= Exercise input =
· · · · · · ·

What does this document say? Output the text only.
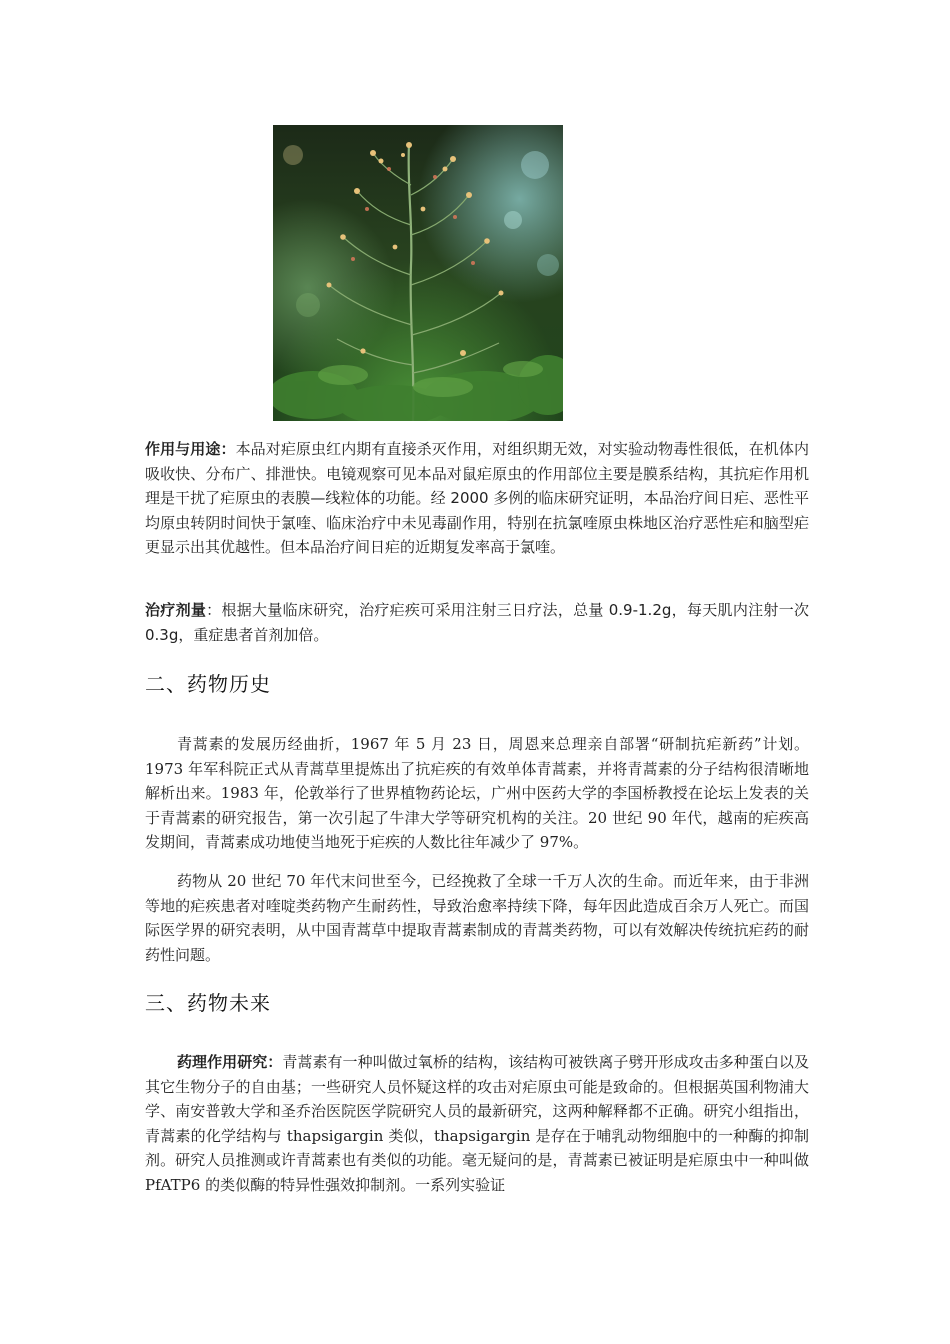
作用与用途：本品对疟原虫红内期有直接杀灭作用，对组织期无效，对实验动物毒性很低，在机体内吸收快、分布广、排泄快。电镜观察可见本品对鼠疟原虫的作用部位主要是膜系结构，其抗疟作用机理是干扰了疟原虫的表膜—线粒体的功能。经 2000 多例的临床研究证明，本品治疗间日疟、恶性平均原虫转阴时间快于氯喹、临床治疗中未见毒副作用，特别在抗氯喹原虫株地区治疗恶性疟和脑型疟更显示出其优越性。但本品治疗间日疟的近期复发率高于氯喹。

治疗剂量：根据大量临床研究，治疗疟疾可采用注射三日疗法，总量 0.9-1.2g，每天肌内注射一次 0.3g，重症患者首剂加倍。

二、药物历史

青蒿素的发展历经曲折，1967 年 5 月 23 日，周恩来总理亲自部署“研制抗疟新药”计划。1973 年军科院正式从青蒿草里提炼出了抗疟疾的有效单体青蒿素，并将青蒿素的分子结构很清晰地解析出来。1983 年，伦敦举行了世界植物药论坛，广州中医药大学的李国桥教授在论坛上发表的关于青蒿素的研究报告，第一次引起了牛津大学等研究机构的关注。20 世纪 90 年代，越南的疟疾高发期间，青蒿素成功地使当地死于疟疾的人数比往年减少了 97%。

药物从 20 世纪 70 年代末问世至今，已经挽救了全球一千万人次的生命。而近年来，由于非洲等地的疟疾患者对喹啶类药物产生耐药性，导致治愈率持续下降，每年因此造成百余万人死亡。而国际医学界的研究表明，从中国青蒿草中提取青蒿素制成的青蒿类药物，可以有效解决传统抗疟药的耐药性问题。

三、药物未来

药理作用研究：青蒿素有一种叫做过氧桥的结构，该结构可被铁离子劈开形成攻击多种蛋白以及其它生物分子的自由基；一些研究人员怀疑这样的攻击对疟原虫可能是致命的。但根据英国利物浦大学、南安普敦大学和圣乔治医院医学院研究人员的最新研究，这两种解释都不正确。研究小组指出，青蒿素的化学结构与 thapsigargin 类似，thapsigargin 是存在于哺乳动物细胞中的一种酶的抑制剂。研究人员推测或许青蒿素也有类似的功能。毫无疑问的是，青蒿素已被证明是疟原虫中一种叫做 PfATP6 的类似酶的特异性强效抑制剂。一系列实验证
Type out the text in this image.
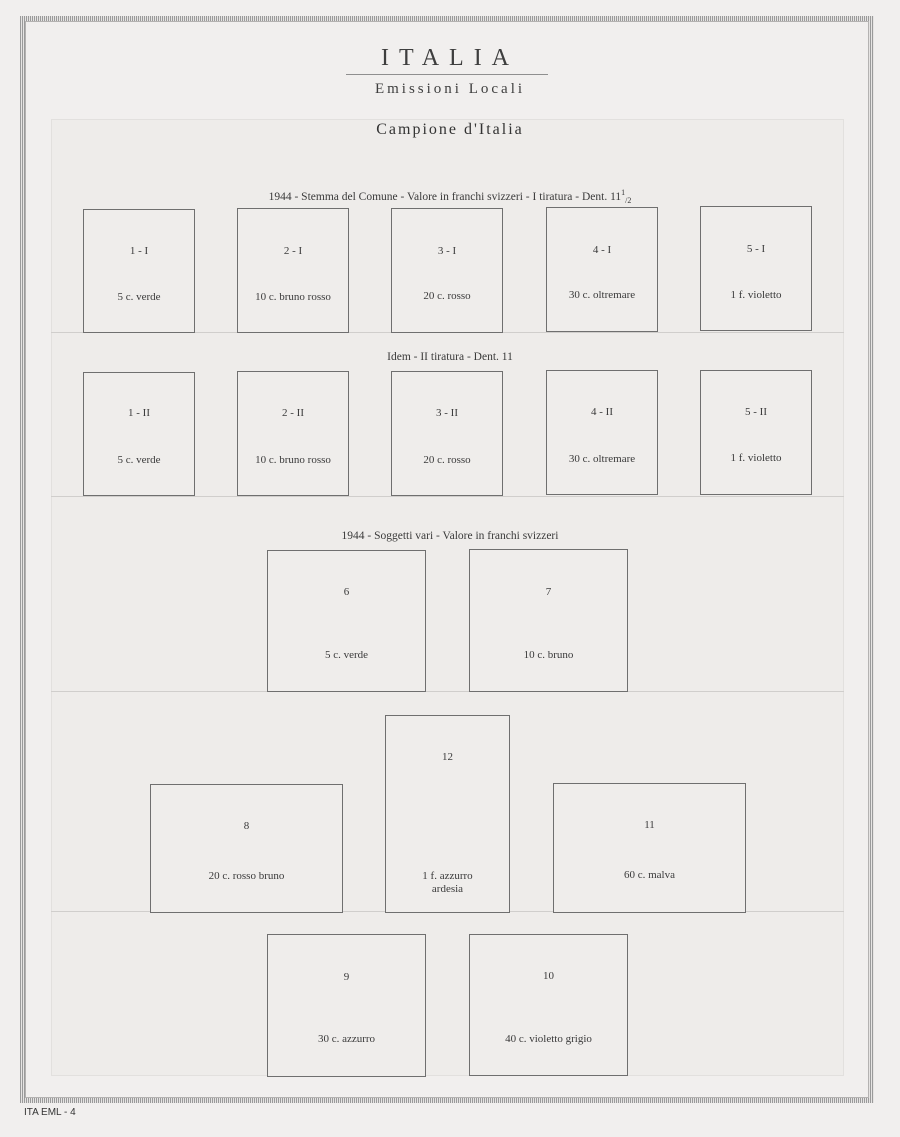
ITALIA
Emissioni Locali
Campione d'Italia
1944 - Stemma del Comune - Valore in franchi svizzeri - I tiratura - Dent. $11^1_{/2}$
1 - I
5 c. verde
2 - I
10 c. bruno rosso
3 - I
20 c. rosso
4 - I
30 c. oltremare
5 - I
1 f. violetto
Idem - II tiratura - Dent. 11
1 - II
5 c. verde
2 - II
10 c. bruno rosso
3 - II
20 c. rosso
4 - II
30 c. oltremare
5 - II
1 f. violetto
1944 - Soggetti vari - Valore in franchi svizzeri
6
5 c. verde
7
10 c. bruno
8
20 c. rosso bruno
12
1 f. azzurro
ardesia
11
60 c. malva
9
30 c. azzurro
10
40 c. violetto grigio
ITA EML - 4
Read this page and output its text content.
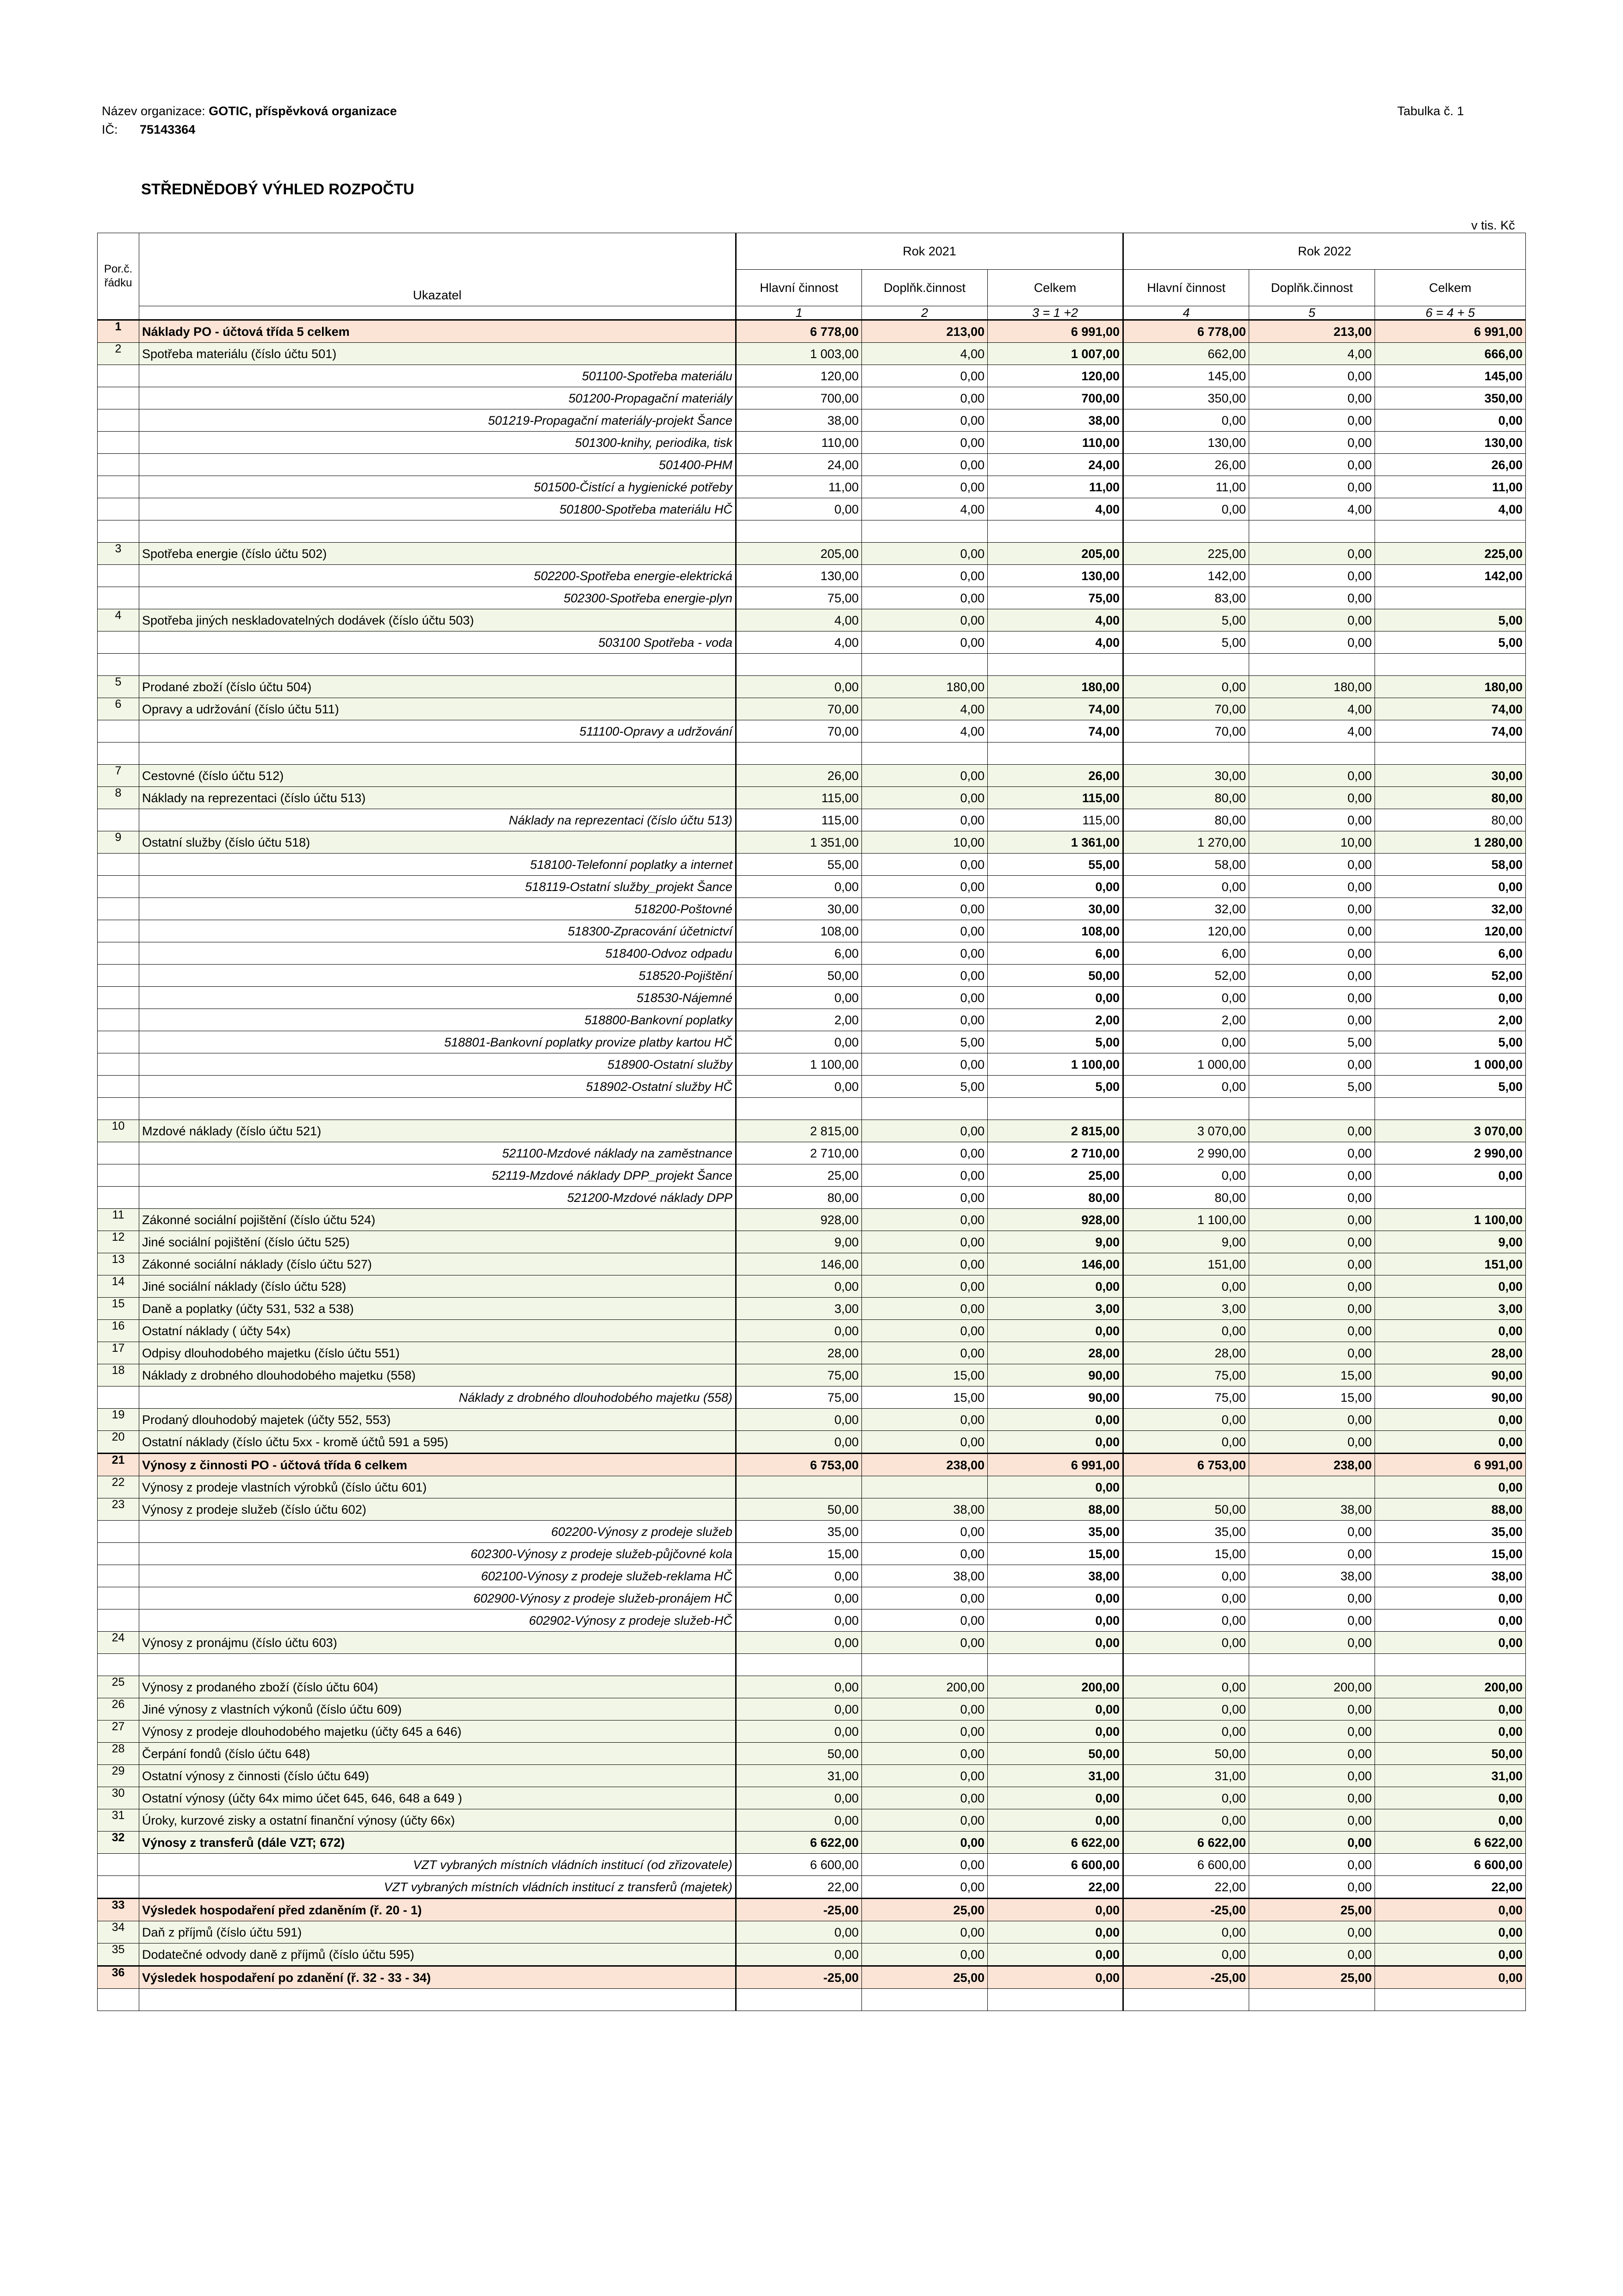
Název organizace: GOTIC, příspěvková organizace
IČ: 75143364
Tabulka č. 1
STŘEDNĚDOBÝ VÝHLED ROZPOČTU
v tis. Kč
Por.č. řádku	Ukazatel	Rok 2021			Rok 2022		
		Hlavní činnost	Doplňk.činnost	Celkem	Hlavní činnost	Doplňk.činnost	Celkem
		1	2	3 = 1 +2	4	5	6 = 4 + 5
1	Náklady PO - účtová třída 5 celkem	6 778,00	213,00	6 991,00	6 778,00	213,00	6 991,00
2	Spotřeba materiálu (číslo účtu 501)	1 003,00	4,00	1 007,00	662,00	4,00	666,00
	501100-Spotřeba materiálu	120,00	0,00	120,00	145,00	0,00	145,00
	501200-Propagační materiály	700,00	0,00	700,00	350,00	0,00	350,00
	501219-Propagační materiály-projekt Šance	38,00	0,00	38,00	0,00	0,00	0,00
	501300-knihy, periodika, tisk	110,00	0,00	110,00	130,00	0,00	130,00
	501400-PHM	24,00	0,00	24,00	26,00	0,00	26,00
	501500-Čistící a hygienické potřeby	11,00	0,00	11,00	11,00	0,00	11,00
	501800-Spotřeba materiálu HČ	0,00	4,00	4,00	0,00	4,00	4,00

3	Spotřeba energie (číslo účtu 502)	205,00	0,00	205,00	225,00	0,00	225,00
	502200-Spotřeba energie-elektrická	130,00	0,00	130,00	142,00	0,00	142,00
	502300-Spotřeba energie-plyn	75,00	0,00	75,00	83,00	0,00	
4	Spotřeba jiných neskladovatelných dodávek (číslo účtu 503)	4,00	0,00	4,00	5,00	0,00	5,00
	503100 Spotřeba - voda	4,00	0,00	4,00	5,00	0,00	5,00

5	Prodané zboží (číslo účtu 504)	0,00	180,00	180,00	0,00	180,00	180,00
6	Opravy a udržování (číslo účtu 511)	70,00	4,00	74,00	70,00	4,00	74,00
	511100-Opravy a udržování	70,00	4,00	74,00	70,00	4,00	74,00

7	Cestovné (číslo účtu 512)	26,00	0,00	26,00	30,00	0,00	30,00
8	Náklady na reprezentaci (číslo účtu 513)	115,00	0,00	115,00	80,00	0,00	80,00
	Náklady na reprezentaci (číslo účtu 513)	115,00	0,00	115,00	80,00	0,00	80,00
9	Ostatní služby (číslo účtu 518)	1 351,00	10,00	1 361,00	1 270,00	10,00	1 280,00
	518100-Telefonní poplatky a internet	55,00	0,00	55,00	58,00	0,00	58,00
	518119-Ostatní služby_projekt Šance	0,00	0,00	0,00	0,00	0,00	0,00
	518200-Poštovné	30,00	0,00	30,00	32,00	0,00	32,00
	518300-Zpracování účetnictví	108,00	0,00	108,00	120,00	0,00	120,00
	518400-Odvoz odpadu	6,00	0,00	6,00	6,00	0,00	6,00
	518520-Pojištění	50,00	0,00	50,00	52,00	0,00	52,00
	518530-Nájemné	0,00	0,00	0,00	0,00	0,00	0,00
	518800-Bankovní poplatky	2,00	0,00	2,00	2,00	0,00	2,00
	518801-Bankovní poplatky provize platby kartou HČ	0,00	5,00	5,00	0,00	5,00	5,00
	518900-Ostatní služby	1 100,00	0,00	1 100,00	1 000,00	0,00	1 000,00
	518902-Ostatní služby HČ	0,00	5,00	5,00	0,00	5,00	5,00

10	Mzdové náklady (číslo účtu 521)	2 815,00	0,00	2 815,00	3 070,00	0,00	3 070,00
	521100-Mzdové náklady na zaměstnance	2 710,00	0,00	2 710,00	2 990,00	0,00	2 990,00
	52119-Mzdové náklady DPP_projekt Šance	25,00	0,00	25,00	0,00	0,00	0,00
	521200-Mzdové náklady DPP	80,00	0,00	80,00	80,00	0,00	
11	Zákonné sociální pojištění (číslo účtu 524)	928,00	0,00	928,00	1 100,00	0,00	1 100,00
12	Jiné sociální pojištění (číslo účtu 525)	9,00	0,00	9,00	9,00	0,00	9,00
13	Zákonné sociální náklady (číslo účtu 527)	146,00	0,00	146,00	151,00	0,00	151,00
14	Jiné sociální náklady (číslo účtu 528)	0,00	0,00	0,00	0,00	0,00	0,00
15	Daně a poplatky (účty 531, 532 a 538)	3,00	0,00	3,00	3,00	0,00	3,00
16	Ostatní náklady ( účty 54x)	0,00	0,00	0,00	0,00	0,00	0,00
17	Odpisy dlouhodobého majetku (číslo účtu 551)	28,00	0,00	28,00	28,00	0,00	28,00
18	Náklady z drobného dlouhodobého majetku (558)	75,00	15,00	90,00	75,00	15,00	90,00
	Náklady z drobného dlouhodobého majetku (558)	75,00	15,00	90,00	75,00	15,00	90,00
19	Prodaný dlouhodobý majetek (účty 552, 553)	0,00	0,00	0,00	0,00	0,00	0,00
20	Ostatní náklady (číslo účtu 5xx - kromě účtů 591 a 595)	0,00	0,00	0,00	0,00	0,00	0,00
21	Výnosy z činnosti PO - účtová třída 6 celkem	6 753,00	238,00	6 991,00	6 753,00	238,00	6 991,00
22	Výnosy z prodeje vlastních výrobků (číslo účtu 601)			0,00			0,00
23	Výnosy z prodeje služeb (číslo účtu 602)	50,00	38,00	88,00	50,00	38,00	88,00
	602200-Výnosy z prodeje služeb	35,00	0,00	35,00	35,00	0,00	35,00
	602300-Výnosy z prodeje služeb-půjčovné kola	15,00	0,00	15,00	15,00	0,00	15,00
	602100-Výnosy z prodeje služeb-reklama HČ	0,00	38,00	38,00	0,00	38,00	38,00
	602900-Výnosy z prodeje služeb-pronájem HČ	0,00	0,00	0,00	0,00	0,00	0,00
	602902-Výnosy z prodeje služeb-HČ	0,00	0,00	0,00	0,00	0,00	0,00
24	Výnosy z pronájmu (číslo účtu 603)	0,00	0,00	0,00	0,00	0,00	0,00

25	Výnosy z prodaného zboží (číslo účtu 604)	0,00	200,00	200,00	0,00	200,00	200,00
26	Jiné výnosy z vlastních výkonů (číslo účtu 609)	0,00	0,00	0,00	0,00	0,00	0,00
27	Výnosy z prodeje dlouhodobého majetku (účty 645 a 646)	0,00	0,00	0,00	0,00	0,00	0,00
28	Čerpání fondů (číslo účtu 648)	50,00	0,00	50,00	50,00	0,00	50,00
29	Ostatní výnosy z činnosti (číslo účtu 649)	31,00	0,00	31,00	31,00	0,00	31,00
30	Ostatní výnosy (účty 64x mimo účet 645, 646, 648 a 649 )	0,00	0,00	0,00	0,00	0,00	0,00
31	Úroky, kurzové zisky a ostatní finanční výnosy (účty 66x)	0,00	0,00	0,00	0,00	0,00	0,00
32	Výnosy z transferů (dále VZT; 672)	6 622,00	0,00	6 622,00	6 622,00	0,00	6 622,00
	VZT vybraných místních vládních institucí (od zřizovatele)	6 600,00	0,00	6 600,00	6 600,00	0,00	6 600,00
	VZT vybraných místních vládních institucí z transferů (majetek)	22,00	0,00	22,00	22,00	0,00	22,00
33	Výsledek hospodaření před zdaněním (ř. 20 - 1)	-25,00	25,00	0,00	-25,00	25,00	0,00
34	Daň z příjmů (číslo účtu 591)	0,00	0,00	0,00	0,00	0,00	0,00
35	Dodatečné odvody daně z příjmů (číslo účtu 595)	0,00	0,00	0,00	0,00	0,00	0,00
36	Výsledek hospodaření po zdanění (ř. 32 - 33 - 34)	-25,00	25,00	0,00	-25,00	25,00	0,00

· · · · · · ·

= Aim =
In the listing, find all lines with the string "Výsledek" and copy them.

= Solution for this exercise =
33	Výsledek hospodaření před zdaněním (ř. 20 - 1)	-25,00	25,00	0,00	-25,00	25,00	0,00
36	Výsledek hospodaření po zdanění (ř. 32 - 33 - 34)	-25,00	25,00	0,00	-25,00	25,00	0,00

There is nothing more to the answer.